--- START ---

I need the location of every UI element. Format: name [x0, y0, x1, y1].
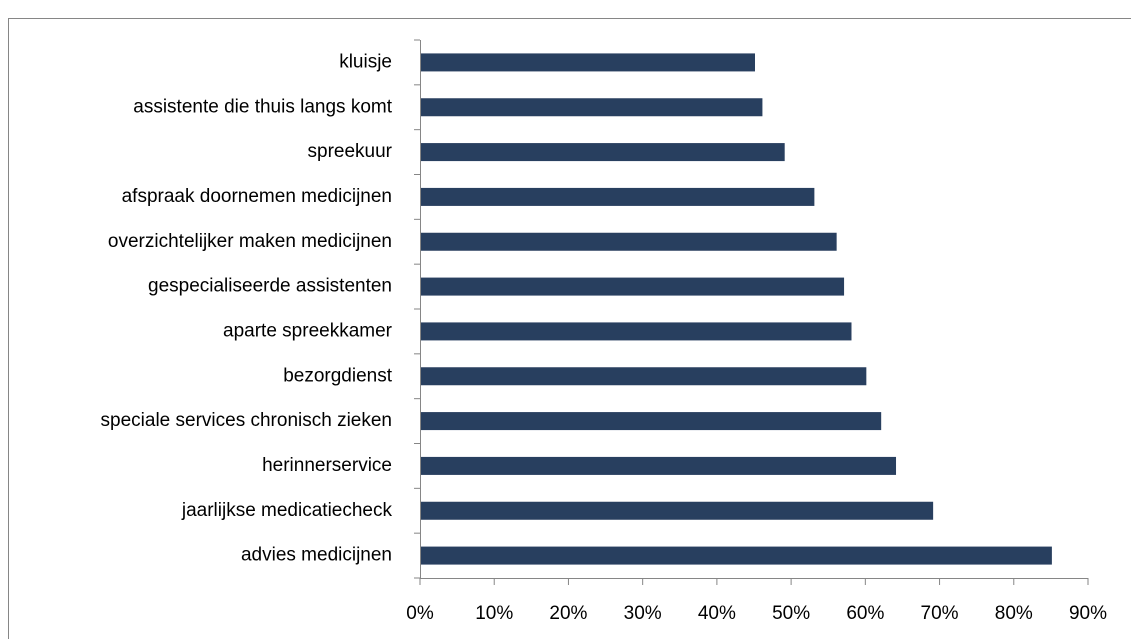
- bar: [421, 143, 785, 162]
- x-tick-label: 30%: [624, 603, 662, 624]
- y-tick-label: jaarlijkse medicatiecheck: [181, 500, 393, 521]
- x-tick-label: 0%: [406, 603, 434, 624]
- y-tick-label: advies medicijnen: [241, 545, 392, 566]
- y-tick-label: herinnerservice: [262, 455, 392, 476]
- y-tick-label: overzichtelijker maken medicijnen: [108, 231, 392, 252]
- bar: [421, 412, 882, 431]
- x-tick-label: 20%: [549, 603, 587, 624]
- bar: [421, 367, 867, 386]
- bar: [421, 277, 845, 296]
- x-tick-label: 40%: [698, 603, 736, 624]
- bar: [421, 456, 897, 475]
- bar: [421, 322, 852, 341]
- y-tick-label: kluisje: [339, 51, 392, 72]
- y-tick-label: speciale services chronisch zieken: [101, 410, 392, 431]
- bar: [421, 501, 934, 520]
- y-tick-label: assistente die thuis langs komt: [133, 96, 392, 117]
- bar: [421, 546, 1052, 565]
- bar: [421, 187, 815, 206]
- bar: [421, 232, 837, 251]
- y-tick-label: aparte spreekkamer: [223, 320, 393, 341]
- bar: [421, 98, 763, 117]
- x-tick-label: 80%: [995, 603, 1033, 624]
- bar: [421, 53, 755, 72]
- x-tick-label: 10%: [475, 603, 513, 624]
- y-tick-label: spreekuur: [308, 141, 393, 162]
- x-tick-label: 90%: [1069, 603, 1107, 624]
- x-tick-label: 50%: [772, 603, 810, 624]
- y-tick-label: afspraak doornemen medicijnen: [122, 186, 392, 207]
- y-tick-label: gespecialiseerde assistenten: [148, 276, 392, 297]
- x-tick-label: 60%: [846, 603, 884, 624]
- y-tick-label: bezorgdienst: [283, 365, 393, 386]
- x-tick-label: 70%: [921, 603, 959, 624]
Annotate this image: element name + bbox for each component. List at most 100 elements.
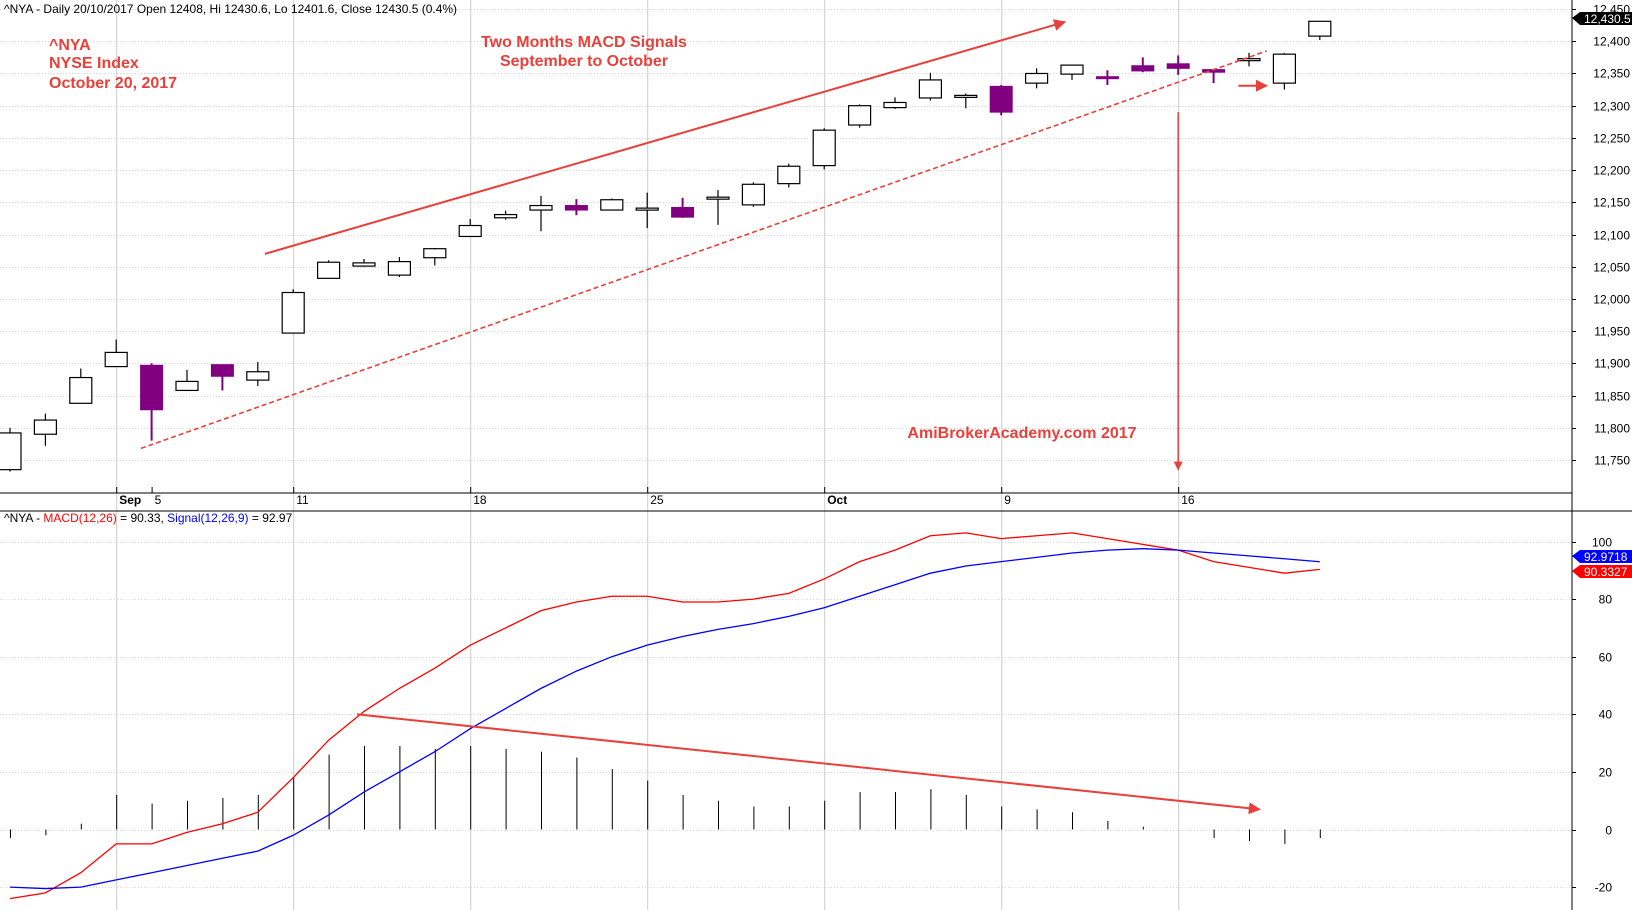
candle-body	[0, 432, 22, 471]
price-tick-label: 12,000	[1593, 293, 1630, 307]
price-tick-label: 12,300	[1593, 100, 1630, 114]
price-trendline-dashed	[140, 50, 1267, 450]
candle-body	[741, 183, 766, 206]
annotation-index-name: NYSE Index	[49, 55, 139, 72]
annotation-title-line2: September to October	[500, 53, 668, 70]
price-tick-label: 12,200	[1593, 164, 1630, 178]
candle-body	[1060, 64, 1084, 75]
candle-body	[494, 213, 518, 219]
signal-line	[9, 548, 1320, 890]
x-axis-label: 9	[1004, 493, 1011, 507]
price-tick-label: 11,950	[1594, 325, 1630, 339]
macd-header-prefix: ^NYA -	[4, 511, 43, 525]
macd-tick-label: 80	[1599, 593, 1613, 607]
candle-body	[246, 371, 270, 381]
candle	[812, 128, 836, 170]
signal-legend-label: Signal(12,26,9)	[167, 511, 248, 525]
candle	[69, 368, 93, 404]
price-last-tag: 12,430.5	[1572, 12, 1632, 26]
candle-body	[706, 196, 730, 200]
price-tick-label: 11,800	[1594, 422, 1630, 436]
candle-body	[564, 205, 588, 211]
price-tick-label: 12,100	[1593, 229, 1630, 243]
candle	[33, 413, 58, 446]
candle-body	[812, 129, 836, 167]
candle	[1166, 55, 1190, 75]
x-axis-label: Oct	[827, 493, 847, 507]
candle	[352, 259, 376, 267]
candle	[494, 210, 518, 220]
candle	[918, 72, 943, 101]
candle-body	[1166, 63, 1190, 69]
candle	[847, 104, 872, 128]
candle	[1024, 68, 1049, 89]
candle	[706, 190, 730, 225]
candle-body	[69, 376, 93, 404]
price-tick-label: 12,250	[1593, 132, 1630, 146]
x-axis-label: 5	[155, 493, 162, 507]
candle	[1308, 20, 1332, 40]
watermark: AmiBrokerAcademy.com 2017	[907, 425, 1136, 442]
macd-tick-label: 20	[1599, 766, 1613, 780]
candle-body	[317, 261, 341, 279]
candle-body	[1272, 53, 1297, 84]
annotation-title-line1: Two Months MACD Signals	[481, 34, 687, 51]
price-trendline-solid	[264, 19, 1067, 255]
candle	[883, 97, 907, 109]
price-tick-label: 12,350	[1593, 67, 1630, 81]
candle-body	[777, 165, 801, 185]
candle	[989, 85, 1013, 116]
candle	[423, 248, 447, 266]
candle	[1060, 64, 1084, 80]
candle-body	[33, 419, 58, 435]
macd-line	[9, 532, 1320, 900]
macd-legend-label: MACD(12,26)	[43, 511, 116, 525]
price-last-tag-text: 12,430.5	[1584, 12, 1631, 26]
candle	[458, 219, 482, 238]
candle-body	[423, 248, 447, 259]
x-axis-label: 18	[473, 493, 487, 507]
candle	[246, 362, 270, 386]
candle	[1131, 57, 1155, 73]
candle	[175, 369, 199, 392]
price-tick-label: 11,750	[1594, 454, 1630, 468]
macd-tick-label: -20	[1595, 881, 1613, 895]
candle	[741, 182, 766, 207]
annotation-ticker: ^NYA	[49, 37, 91, 54]
signal-legend-value: = 92.97	[249, 511, 293, 525]
macd-panel	[9, 532, 1321, 900]
candle-body	[387, 260, 411, 276]
signal-last-tag-text: 92.9718	[1584, 550, 1628, 564]
candle-body	[847, 105, 872, 126]
candle-body	[1024, 72, 1049, 84]
macd-last-tag: 90.3327	[1572, 565, 1632, 579]
candle-body	[175, 380, 199, 392]
candle	[140, 363, 164, 441]
candle-body	[458, 224, 482, 238]
candle	[210, 364, 234, 391]
candle-body	[140, 364, 164, 411]
candle-body	[210, 364, 234, 377]
candle-body	[954, 94, 978, 98]
candle-body	[600, 199, 624, 211]
candle	[104, 339, 128, 368]
candle-body	[1131, 65, 1155, 72]
candle-body	[883, 101, 907, 109]
candle	[1237, 52, 1261, 67]
candle-body	[1308, 20, 1332, 37]
candle	[671, 197, 695, 218]
candle	[317, 260, 341, 279]
candle	[529, 195, 553, 232]
macd-header: ^NYA - MACD(12,26) = 90.33, Signal(12,26…	[4, 511, 293, 525]
price-header: ^NYA - Daily 20/10/2017 Open 12408, Hi 1…	[4, 2, 457, 16]
candle	[635, 192, 659, 229]
candle-body	[281, 291, 305, 334]
annotation-date: October 20, 2017	[49, 75, 177, 92]
price-panel	[0, 19, 1332, 472]
candle-body	[529, 204, 553, 211]
macd-tick-label: 60	[1599, 651, 1613, 665]
candle	[0, 427, 22, 472]
candle-body	[918, 79, 943, 99]
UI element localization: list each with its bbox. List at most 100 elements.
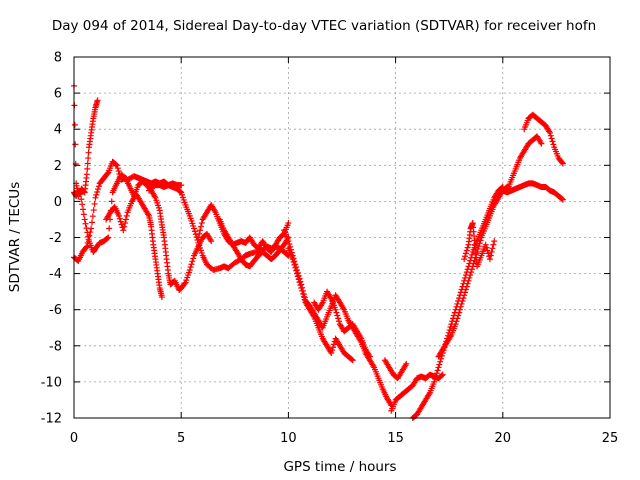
data-point xyxy=(80,211,87,218)
data-point xyxy=(79,201,86,208)
data-point xyxy=(292,264,299,271)
data-point xyxy=(462,289,469,296)
data-point xyxy=(467,272,474,279)
x-tick-label: 10 xyxy=(280,431,297,446)
data-point xyxy=(459,298,466,305)
data-point xyxy=(464,244,471,251)
data-point xyxy=(461,292,468,299)
data-point xyxy=(104,170,111,177)
data-point xyxy=(348,356,355,363)
series-arc-o xyxy=(495,180,566,203)
data-point xyxy=(83,243,90,250)
data-point xyxy=(465,277,472,284)
data-point xyxy=(335,315,342,322)
data-point xyxy=(85,155,92,162)
data-point xyxy=(85,149,92,156)
data-point xyxy=(177,188,184,195)
data-point xyxy=(122,216,129,223)
data-point xyxy=(123,212,130,219)
data-point xyxy=(90,207,97,214)
data-point xyxy=(290,259,297,266)
data-point xyxy=(349,357,356,364)
data-point xyxy=(453,318,460,325)
data-point xyxy=(333,309,340,316)
data-point xyxy=(84,239,91,246)
data-point xyxy=(464,280,471,287)
data-point xyxy=(105,234,112,241)
data-point xyxy=(439,371,446,378)
data-point xyxy=(71,121,78,128)
data-point xyxy=(455,312,462,319)
data-point xyxy=(301,296,308,303)
data-point xyxy=(299,290,306,297)
data-point xyxy=(95,183,102,190)
series-arc-h xyxy=(285,245,356,364)
data-point xyxy=(483,244,490,251)
data-point xyxy=(489,245,496,252)
data-point xyxy=(468,266,475,273)
data-point xyxy=(468,269,475,276)
series-arc-p xyxy=(504,133,545,194)
data-point xyxy=(463,283,470,290)
axis-ticks: 0 5 10 15 20 25 -12 -10 -8 -6 -4 -2 0 2 4 6 8 xyxy=(41,51,619,447)
data-points xyxy=(71,82,566,421)
data-point xyxy=(433,370,440,377)
x-tick-label: 20 xyxy=(495,431,512,446)
data-point xyxy=(461,256,468,263)
data-point xyxy=(462,286,469,293)
data-point xyxy=(106,225,113,232)
data-point xyxy=(546,129,553,136)
data-point xyxy=(477,237,484,244)
data-point xyxy=(186,266,193,273)
y-tick-label: -6 xyxy=(49,303,62,318)
data-point xyxy=(80,206,87,213)
data-point xyxy=(466,274,473,281)
data-point xyxy=(113,161,120,168)
data-point xyxy=(486,256,493,263)
data-point xyxy=(456,309,463,316)
data-point xyxy=(114,165,121,172)
data-point xyxy=(475,243,482,250)
data-point xyxy=(458,300,465,307)
data-point xyxy=(487,252,494,259)
data-point xyxy=(447,324,454,331)
x-tick-label: 0 xyxy=(70,431,78,446)
data-point xyxy=(547,132,554,139)
data-point xyxy=(490,241,497,248)
data-point xyxy=(431,378,438,385)
series-arc-c xyxy=(103,191,165,301)
y-tick-label: -4 xyxy=(49,267,62,282)
data-point xyxy=(403,360,410,367)
y-tick-label: 4 xyxy=(54,123,62,138)
data-point xyxy=(558,195,565,202)
y-tick-label: 6 xyxy=(54,87,62,102)
data-point xyxy=(92,194,99,201)
y-tick-label: -8 xyxy=(49,339,62,354)
data-point xyxy=(122,220,129,227)
data-point xyxy=(558,159,565,166)
data-point xyxy=(208,238,215,245)
data-point xyxy=(559,196,566,203)
data-point xyxy=(437,358,444,365)
data-point xyxy=(87,229,94,236)
data-point xyxy=(300,293,307,300)
series-arc-k xyxy=(381,357,410,382)
data-point xyxy=(190,255,197,262)
data-point xyxy=(329,344,336,351)
data-point xyxy=(484,247,491,254)
series-arc-i xyxy=(311,288,373,360)
series-arc-early-spike xyxy=(71,82,101,199)
data-point xyxy=(454,315,461,322)
data-point xyxy=(297,282,304,289)
data-point xyxy=(476,240,483,247)
data-point xyxy=(488,248,495,255)
x-axis-label: GPS time / hours xyxy=(283,459,396,475)
data-point xyxy=(197,223,204,230)
data-point xyxy=(549,138,556,145)
data-point xyxy=(82,220,89,227)
y-tick-label: -2 xyxy=(49,231,62,246)
data-point xyxy=(94,97,101,104)
data-point xyxy=(83,171,90,178)
data-point xyxy=(86,232,93,239)
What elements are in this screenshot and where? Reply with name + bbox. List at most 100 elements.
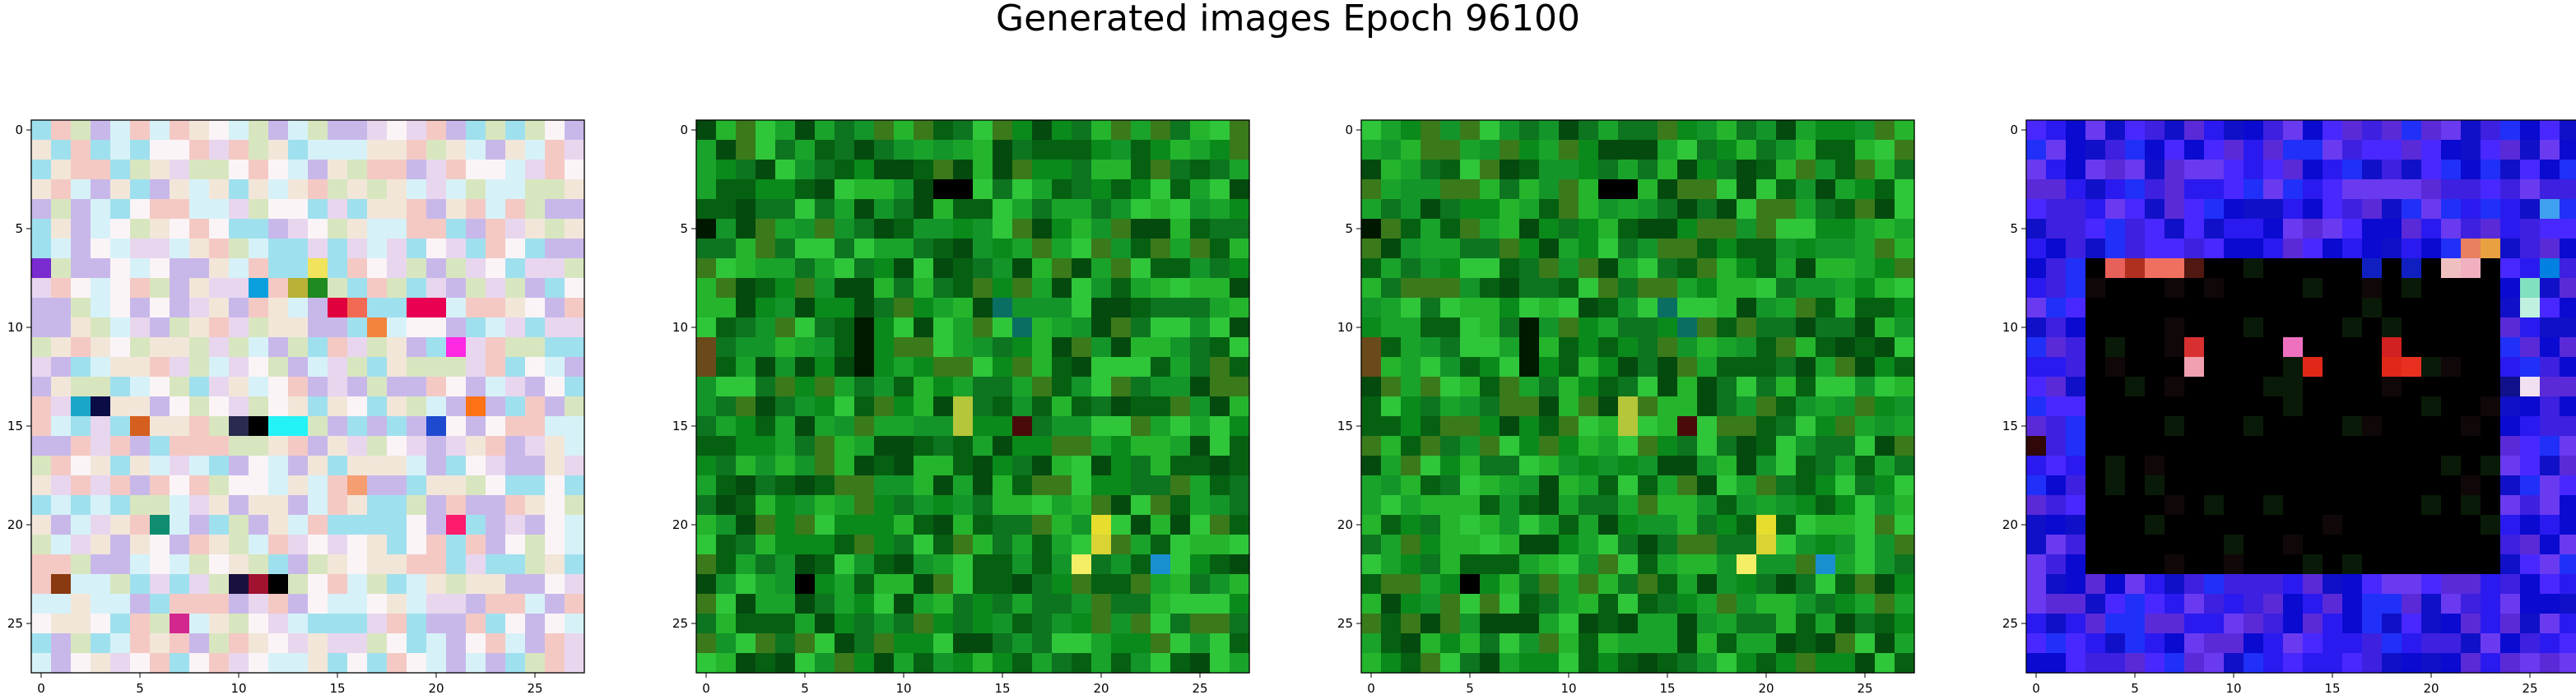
pixel-cell [2362, 120, 2383, 141]
pixel-cell [2560, 199, 2576, 220]
pixel-cell [933, 160, 954, 180]
pixel-cell [150, 535, 170, 555]
pixel-cell [2244, 140, 2264, 160]
pixel-cell [51, 258, 72, 279]
pixel-cell [1658, 199, 1678, 220]
pixel-cell [933, 298, 954, 318]
pixel-cell [1816, 515, 1836, 535]
pixel-cell [209, 140, 230, 160]
pixel-cell [2540, 377, 2560, 397]
pixel-cell [2500, 258, 2521, 279]
pixel-cell [1072, 219, 1092, 239]
pixel-cell [229, 337, 249, 358]
pixel-cell [407, 495, 427, 516]
pixel-cell [1697, 298, 1718, 318]
pixel-cell [1230, 337, 1250, 358]
pixel-cell [130, 160, 151, 180]
pixel-cell [2540, 258, 2560, 279]
pixel-cell [288, 515, 309, 535]
pixel-cell [31, 298, 52, 318]
pixel-cell [1579, 317, 1599, 338]
pixel-cell [1697, 357, 1718, 378]
pixel-cell [953, 614, 974, 634]
pixel-cell [1012, 357, 1033, 378]
pixel-cell [2560, 416, 2576, 437]
pixel-cell [2164, 633, 2185, 654]
pixel-cell [2540, 337, 2560, 358]
pixel-cell [2441, 554, 2462, 575]
pixel-cell [953, 554, 974, 575]
pixel-cell [1032, 535, 1053, 555]
pixel-cell [2323, 475, 2343, 496]
pixel-cell [854, 495, 875, 516]
pixel-cell [2560, 337, 2576, 358]
pixel-cell [1421, 574, 1441, 595]
pixel-cell [795, 239, 816, 259]
pixel-cell [1816, 160, 1836, 180]
pixel-cell [1052, 436, 1072, 456]
pixel-cell [2560, 317, 2576, 338]
pixel-cell [1381, 179, 1402, 200]
pixel-cell [1776, 653, 1797, 674]
pixel-cell [973, 633, 993, 654]
pixel-cell [1361, 337, 1382, 358]
pixel-cell [736, 317, 756, 338]
pixel-cell [993, 574, 1013, 595]
pixel-cell [736, 140, 756, 160]
pixel-cell [1895, 239, 1915, 259]
pixel-cell [2362, 140, 2383, 160]
pixel-cell [716, 317, 737, 338]
pixel-cell [367, 416, 388, 437]
pixel-cell [1875, 614, 1895, 634]
pixel-cell [874, 574, 895, 595]
pixel-cell [1717, 199, 1737, 220]
pixel-cell [130, 396, 151, 417]
pixel-cell [2303, 278, 2323, 299]
pixel-cell [1500, 416, 1520, 437]
pixel-cell [953, 179, 974, 200]
pixel-cell [2402, 239, 2422, 259]
pixel-cell [1460, 653, 1481, 674]
pixel-cell [716, 357, 737, 378]
pixel-cell [1230, 357, 1250, 378]
pixel-cell [795, 554, 816, 575]
pixel-cell [2085, 258, 2106, 279]
pixel-cell [1361, 436, 1382, 456]
pixel-cell [1697, 515, 1718, 535]
pixel-cell [1111, 396, 1132, 417]
pixel-cell [2481, 317, 2501, 338]
pixel-cell [2244, 653, 2264, 674]
pixel-cell [2283, 219, 2304, 239]
pixel-cell [1539, 199, 1560, 220]
pixel-cell [2263, 377, 2284, 397]
pixel-cell [775, 416, 796, 437]
pixel-cell [1131, 396, 1151, 417]
pixel-cell [446, 337, 467, 358]
pixel-cell [1579, 160, 1599, 180]
pixel-cell [2441, 337, 2462, 358]
pixel-cell [894, 337, 914, 358]
pixel-cell [1638, 614, 1658, 634]
pixel-cell [170, 357, 190, 378]
y-tick-label: 10 [2002, 320, 2018, 335]
pixel-cell [835, 199, 855, 220]
pixel-cell [288, 337, 309, 358]
pixel-cell [1361, 495, 1382, 516]
pixel-cell [387, 278, 407, 299]
pixel-cell [1756, 456, 1777, 476]
pixel-cell [2421, 456, 2442, 476]
pixel-cell [51, 495, 72, 516]
pixel-cell [170, 495, 190, 516]
pixel-cell [1052, 298, 1072, 318]
pixel-cell [2263, 298, 2284, 318]
pixel-cell [110, 278, 131, 299]
pixel-cell [51, 317, 72, 338]
pixel-cell [775, 377, 796, 397]
pixel-cell [71, 160, 91, 180]
pixel-cell [2382, 515, 2402, 535]
pixel-cell [229, 653, 249, 674]
pixel-cell [367, 436, 388, 456]
pixel-cell [268, 140, 289, 160]
pixel-cell [1816, 120, 1836, 141]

--- END ---

# REQUEST
Rewrite the lines from the one with "pixel-cell [2362, 120, 2383, 141]" to the one with "pixel-cell [2085, 258, 2106, 279]", replacing "pixel-cell" with "heatmap-cell" and leaving everything else as it is.

# CORRECT OUTPUT
heatmap-cell [2362, 120, 2383, 141]
heatmap-cell [2560, 199, 2576, 220]
heatmap-cell [933, 160, 954, 180]
heatmap-cell [150, 535, 170, 555]
heatmap-cell [2244, 140, 2264, 160]
heatmap-cell [51, 258, 72, 279]
heatmap-cell [1658, 199, 1678, 220]
heatmap-cell [933, 298, 954, 318]
heatmap-cell [1816, 515, 1836, 535]
heatmap-cell [209, 140, 230, 160]
heatmap-cell [2540, 377, 2560, 397]
heatmap-cell [2500, 258, 2521, 279]
heatmap-cell [1072, 219, 1092, 239]
heatmap-cell [229, 337, 249, 358]
heatmap-cell [407, 495, 427, 516]
heatmap-cell [1697, 298, 1718, 318]
heatmap-cell [1230, 337, 1250, 358]
heatmap-cell [130, 160, 151, 180]
heatmap-cell [2540, 258, 2560, 279]
heatmap-cell [288, 515, 309, 535]
heatmap-cell [31, 298, 52, 318]
heatmap-cell [1579, 317, 1599, 338]
heatmap-cell [1697, 357, 1718, 378]
heatmap-cell [953, 614, 974, 634]
heatmap-cell [1012, 357, 1033, 378]
heatmap-cell [2560, 416, 2576, 437]
heatmap-cell [2164, 633, 2185, 654]
heatmap-cell [2540, 337, 2560, 358]
heatmap-cell [2441, 554, 2462, 575]
heatmap-cell [953, 554, 974, 575]
heatmap-cell [1032, 535, 1053, 555]
heatmap-cell [2323, 475, 2343, 496]
heatmap-cell [854, 495, 875, 516]
heatmap-cell [2560, 337, 2576, 358]
heatmap-cell [1421, 574, 1441, 595]
heatmap-cell [795, 239, 816, 259]
heatmap-cell [1816, 160, 1836, 180]
heatmap-cell [1052, 436, 1072, 456]
heatmap-cell [2560, 317, 2576, 338]
heatmap-cell [1381, 179, 1402, 200]
heatmap-cell [1776, 653, 1797, 674]
heatmap-cell [973, 633, 993, 654]
heatmap-cell [1361, 337, 1382, 358]
heatmap-cell [736, 317, 756, 338]
heatmap-cell [993, 574, 1013, 595]
heatmap-cell [736, 140, 756, 160]
heatmap-cell [1895, 239, 1915, 259]
heatmap-cell [2362, 140, 2383, 160]
heatmap-cell [716, 317, 737, 338]
heatmap-cell [367, 416, 388, 437]
heatmap-cell [1875, 614, 1895, 634]
heatmap-cell [874, 574, 895, 595]
heatmap-cell [1717, 199, 1737, 220]
heatmap-cell [130, 396, 151, 417]
heatmap-cell [2303, 278, 2323, 299]
heatmap-cell [1500, 416, 1520, 437]
heatmap-cell [953, 179, 974, 200]
heatmap-cell [2402, 239, 2422, 259]
heatmap-cell [1460, 653, 1481, 674]
heatmap-cell [716, 357, 737, 378]
heatmap-cell [1230, 357, 1250, 378]
heatmap-cell [795, 554, 816, 575]
heatmap-cell [2085, 258, 2106, 279]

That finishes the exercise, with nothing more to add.